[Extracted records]

════════════════

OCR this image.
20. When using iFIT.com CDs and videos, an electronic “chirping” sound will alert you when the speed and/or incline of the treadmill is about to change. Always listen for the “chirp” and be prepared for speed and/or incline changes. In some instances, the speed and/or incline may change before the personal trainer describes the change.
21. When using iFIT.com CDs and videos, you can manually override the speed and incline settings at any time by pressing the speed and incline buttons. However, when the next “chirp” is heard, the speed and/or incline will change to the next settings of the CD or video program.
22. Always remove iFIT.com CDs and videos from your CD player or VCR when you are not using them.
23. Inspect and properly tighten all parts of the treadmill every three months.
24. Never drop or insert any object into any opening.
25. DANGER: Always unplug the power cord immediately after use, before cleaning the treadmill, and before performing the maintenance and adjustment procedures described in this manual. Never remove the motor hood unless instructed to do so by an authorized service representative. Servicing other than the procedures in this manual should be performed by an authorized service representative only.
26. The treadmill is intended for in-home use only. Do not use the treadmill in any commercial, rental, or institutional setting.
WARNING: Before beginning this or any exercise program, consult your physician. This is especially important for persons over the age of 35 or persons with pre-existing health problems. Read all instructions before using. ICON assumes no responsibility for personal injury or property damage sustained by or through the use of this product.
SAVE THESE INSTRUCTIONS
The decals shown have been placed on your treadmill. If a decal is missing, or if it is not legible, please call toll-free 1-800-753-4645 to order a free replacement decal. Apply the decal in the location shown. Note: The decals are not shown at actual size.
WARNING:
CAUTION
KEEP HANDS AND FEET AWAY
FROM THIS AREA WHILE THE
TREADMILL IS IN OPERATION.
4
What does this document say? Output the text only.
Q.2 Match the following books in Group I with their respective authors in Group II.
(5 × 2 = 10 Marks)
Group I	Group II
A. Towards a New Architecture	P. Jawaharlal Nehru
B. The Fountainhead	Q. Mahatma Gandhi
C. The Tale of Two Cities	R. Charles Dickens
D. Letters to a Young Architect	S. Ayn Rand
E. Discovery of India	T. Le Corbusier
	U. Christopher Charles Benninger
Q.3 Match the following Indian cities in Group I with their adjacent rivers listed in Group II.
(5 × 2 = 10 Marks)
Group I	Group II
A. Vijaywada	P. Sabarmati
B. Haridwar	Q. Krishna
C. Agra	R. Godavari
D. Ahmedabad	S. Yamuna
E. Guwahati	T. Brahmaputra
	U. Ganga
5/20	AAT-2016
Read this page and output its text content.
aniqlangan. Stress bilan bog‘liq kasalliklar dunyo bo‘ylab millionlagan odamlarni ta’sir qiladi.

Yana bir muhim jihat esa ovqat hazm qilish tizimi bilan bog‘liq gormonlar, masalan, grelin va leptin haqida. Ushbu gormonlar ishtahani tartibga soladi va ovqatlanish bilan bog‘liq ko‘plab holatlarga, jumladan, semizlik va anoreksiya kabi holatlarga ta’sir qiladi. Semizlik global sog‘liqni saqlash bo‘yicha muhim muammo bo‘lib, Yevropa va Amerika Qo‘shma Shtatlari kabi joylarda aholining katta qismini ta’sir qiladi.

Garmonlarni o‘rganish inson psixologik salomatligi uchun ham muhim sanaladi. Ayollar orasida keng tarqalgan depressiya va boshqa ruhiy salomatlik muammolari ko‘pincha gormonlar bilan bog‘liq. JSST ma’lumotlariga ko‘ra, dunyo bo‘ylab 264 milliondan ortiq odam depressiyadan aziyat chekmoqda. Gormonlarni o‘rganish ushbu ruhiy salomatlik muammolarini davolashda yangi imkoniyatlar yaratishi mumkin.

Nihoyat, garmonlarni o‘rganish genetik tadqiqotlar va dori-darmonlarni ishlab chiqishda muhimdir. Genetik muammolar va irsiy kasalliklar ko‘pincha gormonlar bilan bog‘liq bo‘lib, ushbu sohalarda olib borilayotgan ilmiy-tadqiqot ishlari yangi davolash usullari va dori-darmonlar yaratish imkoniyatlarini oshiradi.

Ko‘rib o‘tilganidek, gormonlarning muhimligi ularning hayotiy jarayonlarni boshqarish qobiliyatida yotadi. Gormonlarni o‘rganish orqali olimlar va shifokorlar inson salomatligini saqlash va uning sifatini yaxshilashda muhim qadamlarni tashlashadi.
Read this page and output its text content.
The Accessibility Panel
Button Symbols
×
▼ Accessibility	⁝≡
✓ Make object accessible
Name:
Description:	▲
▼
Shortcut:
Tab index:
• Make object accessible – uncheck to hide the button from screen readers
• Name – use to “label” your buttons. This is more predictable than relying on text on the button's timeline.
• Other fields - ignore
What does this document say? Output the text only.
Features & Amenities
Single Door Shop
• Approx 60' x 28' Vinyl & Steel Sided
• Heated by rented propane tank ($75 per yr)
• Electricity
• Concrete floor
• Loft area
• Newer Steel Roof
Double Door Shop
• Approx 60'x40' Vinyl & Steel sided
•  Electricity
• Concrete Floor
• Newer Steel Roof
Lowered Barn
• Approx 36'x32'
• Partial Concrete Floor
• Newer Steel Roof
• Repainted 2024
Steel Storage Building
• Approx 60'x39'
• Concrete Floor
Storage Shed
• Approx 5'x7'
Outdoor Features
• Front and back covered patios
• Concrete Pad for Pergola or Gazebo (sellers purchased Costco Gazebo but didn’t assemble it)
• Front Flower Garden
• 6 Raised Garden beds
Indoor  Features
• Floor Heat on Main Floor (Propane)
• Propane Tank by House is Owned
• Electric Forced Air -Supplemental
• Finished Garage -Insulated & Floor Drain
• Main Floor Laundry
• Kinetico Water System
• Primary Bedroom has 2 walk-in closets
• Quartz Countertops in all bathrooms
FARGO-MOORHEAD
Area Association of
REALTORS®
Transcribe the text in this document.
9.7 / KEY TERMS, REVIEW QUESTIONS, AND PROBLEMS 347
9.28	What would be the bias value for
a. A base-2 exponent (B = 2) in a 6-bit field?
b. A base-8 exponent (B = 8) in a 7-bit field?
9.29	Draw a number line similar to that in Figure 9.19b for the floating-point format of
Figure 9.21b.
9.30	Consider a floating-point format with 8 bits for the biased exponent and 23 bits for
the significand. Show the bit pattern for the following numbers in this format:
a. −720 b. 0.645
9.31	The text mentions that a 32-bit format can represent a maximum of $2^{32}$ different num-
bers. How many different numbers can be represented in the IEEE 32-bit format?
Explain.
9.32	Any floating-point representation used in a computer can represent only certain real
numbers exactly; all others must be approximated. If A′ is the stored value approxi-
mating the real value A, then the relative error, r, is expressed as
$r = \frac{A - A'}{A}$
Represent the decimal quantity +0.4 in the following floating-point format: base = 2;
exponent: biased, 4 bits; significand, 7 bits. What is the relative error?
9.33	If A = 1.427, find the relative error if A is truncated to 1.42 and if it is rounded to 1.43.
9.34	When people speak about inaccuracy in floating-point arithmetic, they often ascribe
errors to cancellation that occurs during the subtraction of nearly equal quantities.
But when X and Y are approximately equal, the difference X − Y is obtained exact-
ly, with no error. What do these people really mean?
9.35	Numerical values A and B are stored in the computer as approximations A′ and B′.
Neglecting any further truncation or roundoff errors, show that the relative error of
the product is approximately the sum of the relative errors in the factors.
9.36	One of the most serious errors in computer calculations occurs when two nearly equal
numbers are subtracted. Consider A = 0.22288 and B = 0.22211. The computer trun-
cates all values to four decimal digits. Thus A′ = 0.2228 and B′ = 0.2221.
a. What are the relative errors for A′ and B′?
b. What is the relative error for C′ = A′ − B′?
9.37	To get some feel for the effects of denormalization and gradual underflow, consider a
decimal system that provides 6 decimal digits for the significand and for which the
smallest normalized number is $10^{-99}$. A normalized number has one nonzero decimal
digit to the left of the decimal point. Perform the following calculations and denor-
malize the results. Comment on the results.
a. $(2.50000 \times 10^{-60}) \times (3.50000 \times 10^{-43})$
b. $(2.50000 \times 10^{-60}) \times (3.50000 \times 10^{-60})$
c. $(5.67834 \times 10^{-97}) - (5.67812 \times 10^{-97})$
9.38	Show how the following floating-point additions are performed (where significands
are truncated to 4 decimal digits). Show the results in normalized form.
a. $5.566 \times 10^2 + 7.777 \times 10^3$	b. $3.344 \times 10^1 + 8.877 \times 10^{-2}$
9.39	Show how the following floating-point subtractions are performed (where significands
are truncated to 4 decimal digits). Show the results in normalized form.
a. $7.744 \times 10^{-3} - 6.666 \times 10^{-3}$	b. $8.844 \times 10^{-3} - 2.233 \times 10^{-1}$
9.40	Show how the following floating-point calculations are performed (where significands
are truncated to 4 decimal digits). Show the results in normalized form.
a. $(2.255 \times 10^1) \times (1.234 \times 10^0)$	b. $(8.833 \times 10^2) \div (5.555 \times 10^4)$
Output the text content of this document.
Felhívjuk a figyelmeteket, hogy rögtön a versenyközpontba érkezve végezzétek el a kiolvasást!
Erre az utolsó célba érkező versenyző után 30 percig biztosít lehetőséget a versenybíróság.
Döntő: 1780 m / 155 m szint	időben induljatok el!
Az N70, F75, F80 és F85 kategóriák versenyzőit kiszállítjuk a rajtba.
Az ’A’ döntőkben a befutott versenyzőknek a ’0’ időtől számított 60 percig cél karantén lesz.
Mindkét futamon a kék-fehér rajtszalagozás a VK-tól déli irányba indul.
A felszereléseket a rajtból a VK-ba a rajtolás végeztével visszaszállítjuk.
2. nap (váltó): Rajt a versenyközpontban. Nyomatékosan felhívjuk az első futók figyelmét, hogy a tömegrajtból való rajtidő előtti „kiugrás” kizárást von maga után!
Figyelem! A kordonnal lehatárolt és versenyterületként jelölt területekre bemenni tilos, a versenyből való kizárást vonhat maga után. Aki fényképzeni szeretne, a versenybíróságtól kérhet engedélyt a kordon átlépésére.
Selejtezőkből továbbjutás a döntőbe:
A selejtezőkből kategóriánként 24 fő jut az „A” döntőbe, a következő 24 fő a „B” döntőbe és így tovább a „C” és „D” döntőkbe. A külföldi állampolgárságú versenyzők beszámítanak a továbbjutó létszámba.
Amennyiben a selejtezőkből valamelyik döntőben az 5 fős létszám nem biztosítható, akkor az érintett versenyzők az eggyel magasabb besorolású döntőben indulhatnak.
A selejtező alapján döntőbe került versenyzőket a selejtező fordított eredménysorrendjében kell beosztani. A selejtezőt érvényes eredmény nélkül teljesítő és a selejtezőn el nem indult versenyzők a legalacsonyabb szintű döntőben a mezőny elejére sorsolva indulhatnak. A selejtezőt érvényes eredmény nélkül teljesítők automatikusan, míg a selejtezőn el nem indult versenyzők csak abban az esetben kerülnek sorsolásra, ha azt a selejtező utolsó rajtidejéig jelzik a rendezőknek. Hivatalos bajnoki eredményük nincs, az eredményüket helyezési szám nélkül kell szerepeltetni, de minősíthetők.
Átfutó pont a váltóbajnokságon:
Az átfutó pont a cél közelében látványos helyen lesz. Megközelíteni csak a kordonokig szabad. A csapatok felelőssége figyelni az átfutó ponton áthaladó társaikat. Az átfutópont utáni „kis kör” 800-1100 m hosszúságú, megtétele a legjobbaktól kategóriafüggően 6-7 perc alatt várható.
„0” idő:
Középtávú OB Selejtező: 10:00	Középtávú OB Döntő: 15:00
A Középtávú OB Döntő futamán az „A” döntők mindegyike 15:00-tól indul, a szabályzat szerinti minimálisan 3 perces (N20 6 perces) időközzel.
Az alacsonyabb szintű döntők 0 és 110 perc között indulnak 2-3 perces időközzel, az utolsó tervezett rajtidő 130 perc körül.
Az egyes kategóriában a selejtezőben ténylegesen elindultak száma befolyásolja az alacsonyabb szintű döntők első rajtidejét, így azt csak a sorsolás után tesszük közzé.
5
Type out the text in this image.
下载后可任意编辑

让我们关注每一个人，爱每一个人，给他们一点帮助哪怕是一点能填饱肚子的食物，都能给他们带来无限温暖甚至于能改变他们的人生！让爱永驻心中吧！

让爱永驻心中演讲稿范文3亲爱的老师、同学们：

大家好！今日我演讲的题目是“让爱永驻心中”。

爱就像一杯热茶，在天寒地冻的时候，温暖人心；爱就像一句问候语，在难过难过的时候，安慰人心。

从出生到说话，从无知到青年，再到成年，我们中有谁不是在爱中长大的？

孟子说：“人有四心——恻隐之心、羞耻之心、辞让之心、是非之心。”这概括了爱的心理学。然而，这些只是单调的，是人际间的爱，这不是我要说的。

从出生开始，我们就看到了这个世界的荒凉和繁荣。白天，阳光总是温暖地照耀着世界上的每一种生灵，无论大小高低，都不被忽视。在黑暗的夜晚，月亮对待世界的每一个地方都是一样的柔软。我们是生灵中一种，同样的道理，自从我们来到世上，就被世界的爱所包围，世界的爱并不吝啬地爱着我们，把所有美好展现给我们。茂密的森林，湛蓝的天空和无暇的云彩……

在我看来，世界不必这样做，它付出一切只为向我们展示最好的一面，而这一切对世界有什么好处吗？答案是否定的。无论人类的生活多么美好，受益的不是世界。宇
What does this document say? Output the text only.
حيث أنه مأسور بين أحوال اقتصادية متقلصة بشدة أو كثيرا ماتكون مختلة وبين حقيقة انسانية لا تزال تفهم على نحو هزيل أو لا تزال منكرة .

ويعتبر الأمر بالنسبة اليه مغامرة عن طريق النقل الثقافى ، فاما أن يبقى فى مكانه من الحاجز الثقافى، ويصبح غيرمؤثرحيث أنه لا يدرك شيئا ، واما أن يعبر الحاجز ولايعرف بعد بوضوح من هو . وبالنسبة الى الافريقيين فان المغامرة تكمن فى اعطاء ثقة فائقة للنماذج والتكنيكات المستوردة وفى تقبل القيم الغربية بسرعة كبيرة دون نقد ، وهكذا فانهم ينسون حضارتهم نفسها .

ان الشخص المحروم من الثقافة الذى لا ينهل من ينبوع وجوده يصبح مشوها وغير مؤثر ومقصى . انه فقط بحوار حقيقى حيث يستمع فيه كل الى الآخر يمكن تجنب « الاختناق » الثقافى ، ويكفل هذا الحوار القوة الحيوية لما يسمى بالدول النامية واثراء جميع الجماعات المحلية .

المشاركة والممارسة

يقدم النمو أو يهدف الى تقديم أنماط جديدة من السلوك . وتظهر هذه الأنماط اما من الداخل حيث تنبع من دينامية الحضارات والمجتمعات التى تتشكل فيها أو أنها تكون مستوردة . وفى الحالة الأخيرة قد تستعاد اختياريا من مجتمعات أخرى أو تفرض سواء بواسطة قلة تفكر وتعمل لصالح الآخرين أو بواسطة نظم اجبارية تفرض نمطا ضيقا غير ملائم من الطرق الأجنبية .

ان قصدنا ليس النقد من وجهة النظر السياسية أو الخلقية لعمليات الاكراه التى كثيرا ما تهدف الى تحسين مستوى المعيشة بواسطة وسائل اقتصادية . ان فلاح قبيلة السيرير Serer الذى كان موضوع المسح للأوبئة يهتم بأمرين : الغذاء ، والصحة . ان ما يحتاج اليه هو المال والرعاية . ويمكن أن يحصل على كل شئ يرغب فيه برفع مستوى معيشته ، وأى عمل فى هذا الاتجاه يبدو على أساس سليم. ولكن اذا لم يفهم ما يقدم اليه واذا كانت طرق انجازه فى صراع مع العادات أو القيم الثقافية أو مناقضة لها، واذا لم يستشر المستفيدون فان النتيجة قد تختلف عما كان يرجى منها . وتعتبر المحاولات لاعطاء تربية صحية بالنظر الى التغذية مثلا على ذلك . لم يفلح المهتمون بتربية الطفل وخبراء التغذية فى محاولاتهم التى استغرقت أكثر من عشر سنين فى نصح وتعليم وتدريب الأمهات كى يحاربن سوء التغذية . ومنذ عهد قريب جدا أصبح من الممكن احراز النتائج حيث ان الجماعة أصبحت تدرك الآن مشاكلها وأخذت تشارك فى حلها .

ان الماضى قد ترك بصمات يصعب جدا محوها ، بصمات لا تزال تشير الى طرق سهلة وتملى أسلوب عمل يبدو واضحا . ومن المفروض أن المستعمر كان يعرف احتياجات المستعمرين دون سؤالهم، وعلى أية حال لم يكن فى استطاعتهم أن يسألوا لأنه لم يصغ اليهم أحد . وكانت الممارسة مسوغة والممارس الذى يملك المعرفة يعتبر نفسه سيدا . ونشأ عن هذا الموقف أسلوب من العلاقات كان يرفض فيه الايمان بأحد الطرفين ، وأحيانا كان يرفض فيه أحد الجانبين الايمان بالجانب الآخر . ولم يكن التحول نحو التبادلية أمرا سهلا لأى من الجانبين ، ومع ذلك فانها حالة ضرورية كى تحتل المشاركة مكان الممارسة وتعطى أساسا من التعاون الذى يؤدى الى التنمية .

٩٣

════════════════

### Aim of the exercise
Identify which lines contain the word "első" and copy each one.

### Answer to this problem
2. nap (váltó): Rajt a versenyközpontban. Nyomatékosan felhívjuk az első futók figyelmét, hogy a tömegrajtból való rajtidő előtti „kiugrás” kizárást von maga után!
Az egyes kategóriában a selejtezőben ténylegesen elindultak száma befolyásolja az alacsonyabb szintű döntők első rajtidejét, így azt csak a sorsolás után tesszük közzé.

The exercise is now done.